STATED TASK: Show each line from the listing that includes the word "this".

(begin)

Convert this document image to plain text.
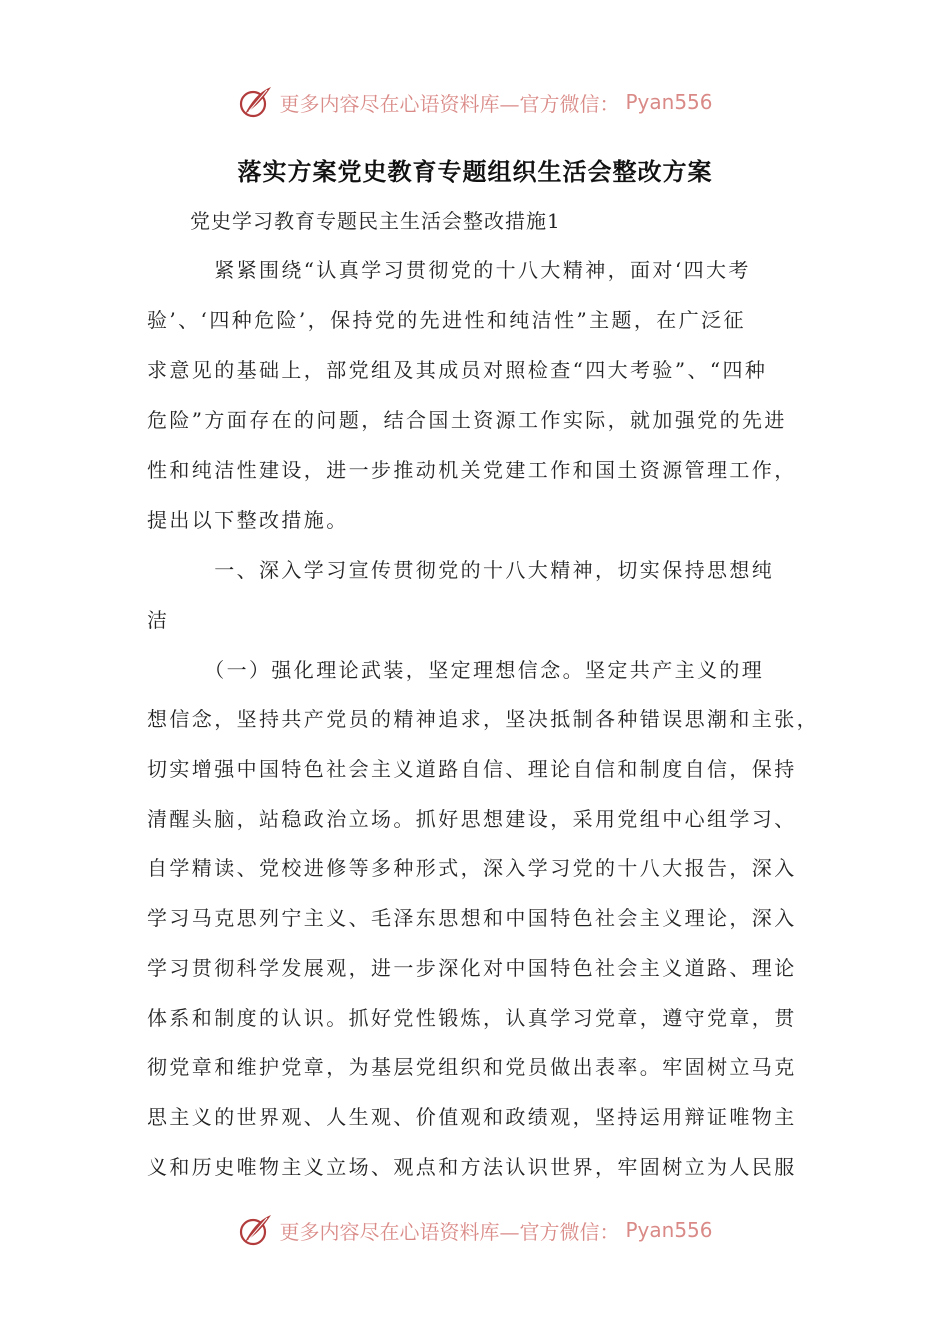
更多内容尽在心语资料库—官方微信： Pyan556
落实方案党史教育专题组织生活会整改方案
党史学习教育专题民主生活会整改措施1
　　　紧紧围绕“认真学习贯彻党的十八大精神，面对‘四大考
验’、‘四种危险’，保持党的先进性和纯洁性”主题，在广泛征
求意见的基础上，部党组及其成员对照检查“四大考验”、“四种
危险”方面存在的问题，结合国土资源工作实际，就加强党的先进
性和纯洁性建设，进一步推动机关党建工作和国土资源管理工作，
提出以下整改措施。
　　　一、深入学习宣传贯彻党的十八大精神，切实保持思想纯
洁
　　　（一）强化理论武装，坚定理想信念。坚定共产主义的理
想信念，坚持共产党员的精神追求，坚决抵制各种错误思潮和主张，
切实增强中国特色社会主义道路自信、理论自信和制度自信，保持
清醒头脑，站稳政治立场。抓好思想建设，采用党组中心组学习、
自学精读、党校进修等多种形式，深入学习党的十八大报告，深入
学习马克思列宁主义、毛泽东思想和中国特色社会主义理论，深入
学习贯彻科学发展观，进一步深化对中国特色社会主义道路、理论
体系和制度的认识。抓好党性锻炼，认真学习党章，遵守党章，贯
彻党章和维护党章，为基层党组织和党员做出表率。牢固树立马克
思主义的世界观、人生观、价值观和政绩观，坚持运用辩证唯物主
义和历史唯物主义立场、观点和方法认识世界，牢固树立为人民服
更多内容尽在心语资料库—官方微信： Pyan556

(end)
(begin)

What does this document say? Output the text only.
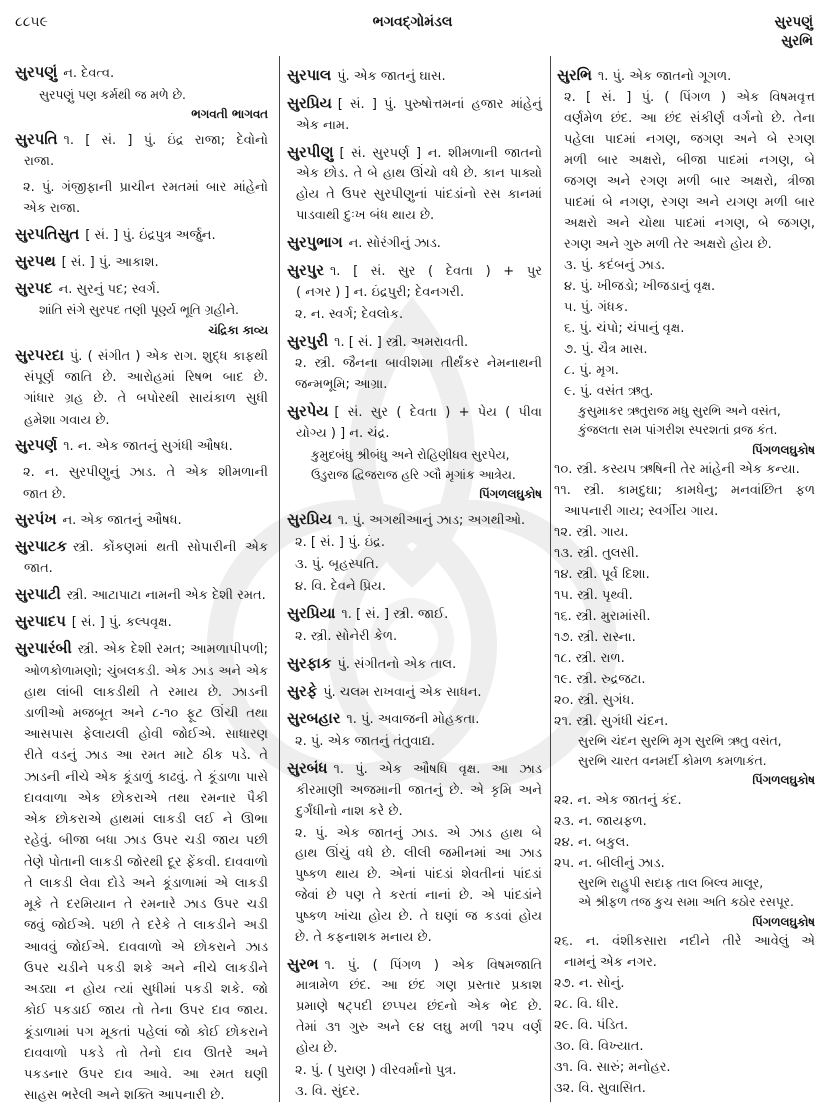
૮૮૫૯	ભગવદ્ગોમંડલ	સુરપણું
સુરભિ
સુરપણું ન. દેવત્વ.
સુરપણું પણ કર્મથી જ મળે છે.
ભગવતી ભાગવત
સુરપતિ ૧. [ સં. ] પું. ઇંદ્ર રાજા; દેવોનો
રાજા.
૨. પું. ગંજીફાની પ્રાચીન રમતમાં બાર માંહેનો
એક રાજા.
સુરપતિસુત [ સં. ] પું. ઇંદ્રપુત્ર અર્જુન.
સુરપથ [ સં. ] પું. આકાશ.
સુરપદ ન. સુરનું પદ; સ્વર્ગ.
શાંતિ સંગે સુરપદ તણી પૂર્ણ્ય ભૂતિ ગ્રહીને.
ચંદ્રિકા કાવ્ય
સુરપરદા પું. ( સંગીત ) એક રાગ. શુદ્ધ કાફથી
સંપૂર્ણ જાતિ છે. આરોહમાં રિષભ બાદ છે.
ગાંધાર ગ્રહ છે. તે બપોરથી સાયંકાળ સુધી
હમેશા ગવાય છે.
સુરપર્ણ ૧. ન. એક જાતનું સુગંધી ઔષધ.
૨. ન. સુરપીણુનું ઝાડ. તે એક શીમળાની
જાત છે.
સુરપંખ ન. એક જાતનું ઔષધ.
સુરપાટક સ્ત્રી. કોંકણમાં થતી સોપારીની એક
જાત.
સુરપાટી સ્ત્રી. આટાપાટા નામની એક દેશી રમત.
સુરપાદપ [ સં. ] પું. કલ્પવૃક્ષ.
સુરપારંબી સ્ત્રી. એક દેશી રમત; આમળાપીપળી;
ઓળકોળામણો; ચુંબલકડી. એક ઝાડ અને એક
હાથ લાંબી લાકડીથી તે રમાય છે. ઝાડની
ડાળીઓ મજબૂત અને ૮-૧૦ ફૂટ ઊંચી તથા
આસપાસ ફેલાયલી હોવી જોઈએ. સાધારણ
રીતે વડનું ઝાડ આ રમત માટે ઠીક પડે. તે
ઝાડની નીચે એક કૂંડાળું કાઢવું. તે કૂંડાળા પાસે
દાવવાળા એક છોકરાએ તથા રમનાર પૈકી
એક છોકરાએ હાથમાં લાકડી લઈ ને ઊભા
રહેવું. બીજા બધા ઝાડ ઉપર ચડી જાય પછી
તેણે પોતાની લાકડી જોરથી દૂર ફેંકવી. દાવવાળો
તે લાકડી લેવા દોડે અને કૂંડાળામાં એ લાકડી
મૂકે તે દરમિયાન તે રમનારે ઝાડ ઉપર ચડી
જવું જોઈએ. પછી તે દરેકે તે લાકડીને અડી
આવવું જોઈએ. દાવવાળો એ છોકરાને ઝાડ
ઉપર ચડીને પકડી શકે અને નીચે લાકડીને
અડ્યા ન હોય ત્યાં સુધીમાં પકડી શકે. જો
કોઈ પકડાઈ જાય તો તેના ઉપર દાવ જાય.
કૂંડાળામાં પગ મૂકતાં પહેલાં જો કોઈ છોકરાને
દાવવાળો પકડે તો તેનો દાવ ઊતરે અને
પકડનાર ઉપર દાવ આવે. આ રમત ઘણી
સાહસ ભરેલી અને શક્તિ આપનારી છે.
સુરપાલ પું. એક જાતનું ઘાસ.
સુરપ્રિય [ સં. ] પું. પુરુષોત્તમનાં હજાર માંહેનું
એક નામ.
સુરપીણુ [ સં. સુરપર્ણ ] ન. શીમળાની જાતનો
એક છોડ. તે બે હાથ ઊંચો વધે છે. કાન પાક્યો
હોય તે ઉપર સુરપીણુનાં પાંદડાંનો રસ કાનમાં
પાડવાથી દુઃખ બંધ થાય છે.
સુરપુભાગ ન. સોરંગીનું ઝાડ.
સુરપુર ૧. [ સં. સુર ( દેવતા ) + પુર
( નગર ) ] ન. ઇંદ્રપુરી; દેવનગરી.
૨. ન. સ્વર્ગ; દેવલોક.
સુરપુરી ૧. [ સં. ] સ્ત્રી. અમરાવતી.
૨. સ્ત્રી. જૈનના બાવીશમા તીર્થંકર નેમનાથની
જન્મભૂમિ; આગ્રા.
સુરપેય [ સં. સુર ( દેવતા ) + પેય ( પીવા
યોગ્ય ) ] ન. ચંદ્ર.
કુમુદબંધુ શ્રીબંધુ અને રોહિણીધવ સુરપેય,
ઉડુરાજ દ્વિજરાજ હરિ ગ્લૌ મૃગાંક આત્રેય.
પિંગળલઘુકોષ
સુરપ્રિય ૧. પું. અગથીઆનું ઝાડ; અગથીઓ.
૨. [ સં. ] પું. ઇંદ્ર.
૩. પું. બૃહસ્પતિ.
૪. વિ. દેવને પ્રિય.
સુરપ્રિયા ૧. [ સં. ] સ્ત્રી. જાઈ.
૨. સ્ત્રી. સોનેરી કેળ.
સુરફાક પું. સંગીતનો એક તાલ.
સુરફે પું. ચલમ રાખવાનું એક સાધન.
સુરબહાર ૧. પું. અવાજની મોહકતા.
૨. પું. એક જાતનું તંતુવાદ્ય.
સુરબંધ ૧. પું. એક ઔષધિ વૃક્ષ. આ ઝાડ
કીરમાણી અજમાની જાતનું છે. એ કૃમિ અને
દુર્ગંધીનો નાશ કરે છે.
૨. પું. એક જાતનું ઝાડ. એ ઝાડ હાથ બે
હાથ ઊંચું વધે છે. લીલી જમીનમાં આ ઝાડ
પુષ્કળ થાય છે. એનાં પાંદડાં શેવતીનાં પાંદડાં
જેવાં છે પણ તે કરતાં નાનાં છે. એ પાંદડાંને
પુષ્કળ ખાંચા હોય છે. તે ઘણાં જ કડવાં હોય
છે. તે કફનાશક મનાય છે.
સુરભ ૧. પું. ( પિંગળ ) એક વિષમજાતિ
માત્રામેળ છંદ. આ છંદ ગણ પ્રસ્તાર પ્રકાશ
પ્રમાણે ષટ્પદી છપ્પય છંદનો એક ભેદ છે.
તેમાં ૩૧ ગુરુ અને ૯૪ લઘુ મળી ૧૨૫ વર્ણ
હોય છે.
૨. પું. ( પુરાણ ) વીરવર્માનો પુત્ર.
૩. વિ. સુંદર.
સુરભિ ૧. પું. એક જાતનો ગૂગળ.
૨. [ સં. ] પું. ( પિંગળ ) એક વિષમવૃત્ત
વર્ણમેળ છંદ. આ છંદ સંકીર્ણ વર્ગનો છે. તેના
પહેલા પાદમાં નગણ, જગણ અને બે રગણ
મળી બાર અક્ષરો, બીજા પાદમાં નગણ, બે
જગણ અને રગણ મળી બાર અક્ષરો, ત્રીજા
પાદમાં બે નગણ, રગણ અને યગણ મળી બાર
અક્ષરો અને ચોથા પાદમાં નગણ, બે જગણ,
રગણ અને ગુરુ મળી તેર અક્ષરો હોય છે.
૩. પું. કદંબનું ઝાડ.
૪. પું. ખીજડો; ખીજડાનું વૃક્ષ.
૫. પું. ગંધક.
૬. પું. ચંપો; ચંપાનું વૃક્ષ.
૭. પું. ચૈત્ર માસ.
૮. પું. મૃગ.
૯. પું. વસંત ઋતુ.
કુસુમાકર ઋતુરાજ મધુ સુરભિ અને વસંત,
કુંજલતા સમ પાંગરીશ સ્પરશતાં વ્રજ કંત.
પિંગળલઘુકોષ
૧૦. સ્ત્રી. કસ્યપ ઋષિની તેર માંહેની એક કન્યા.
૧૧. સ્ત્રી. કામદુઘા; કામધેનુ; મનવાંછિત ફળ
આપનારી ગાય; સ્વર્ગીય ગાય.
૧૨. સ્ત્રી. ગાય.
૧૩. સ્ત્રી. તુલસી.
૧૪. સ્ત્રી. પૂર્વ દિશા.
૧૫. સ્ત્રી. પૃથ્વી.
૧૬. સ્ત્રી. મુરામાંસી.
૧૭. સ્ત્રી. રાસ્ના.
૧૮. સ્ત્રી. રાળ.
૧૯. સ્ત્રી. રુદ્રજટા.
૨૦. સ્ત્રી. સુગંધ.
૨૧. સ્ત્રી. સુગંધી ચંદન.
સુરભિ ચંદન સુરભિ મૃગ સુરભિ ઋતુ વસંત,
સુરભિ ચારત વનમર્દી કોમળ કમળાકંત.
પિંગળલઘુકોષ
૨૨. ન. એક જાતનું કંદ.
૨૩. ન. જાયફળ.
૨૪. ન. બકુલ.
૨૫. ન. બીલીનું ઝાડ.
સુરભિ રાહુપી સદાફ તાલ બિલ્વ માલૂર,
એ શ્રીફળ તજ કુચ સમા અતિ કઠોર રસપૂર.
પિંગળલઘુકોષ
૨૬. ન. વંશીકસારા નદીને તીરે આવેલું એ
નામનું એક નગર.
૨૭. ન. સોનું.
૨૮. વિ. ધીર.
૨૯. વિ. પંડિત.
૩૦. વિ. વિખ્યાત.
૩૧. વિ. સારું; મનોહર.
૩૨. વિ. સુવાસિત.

(end)

RESPONSE:
Convert this document image to plain text.
What does this document say? Output the text only.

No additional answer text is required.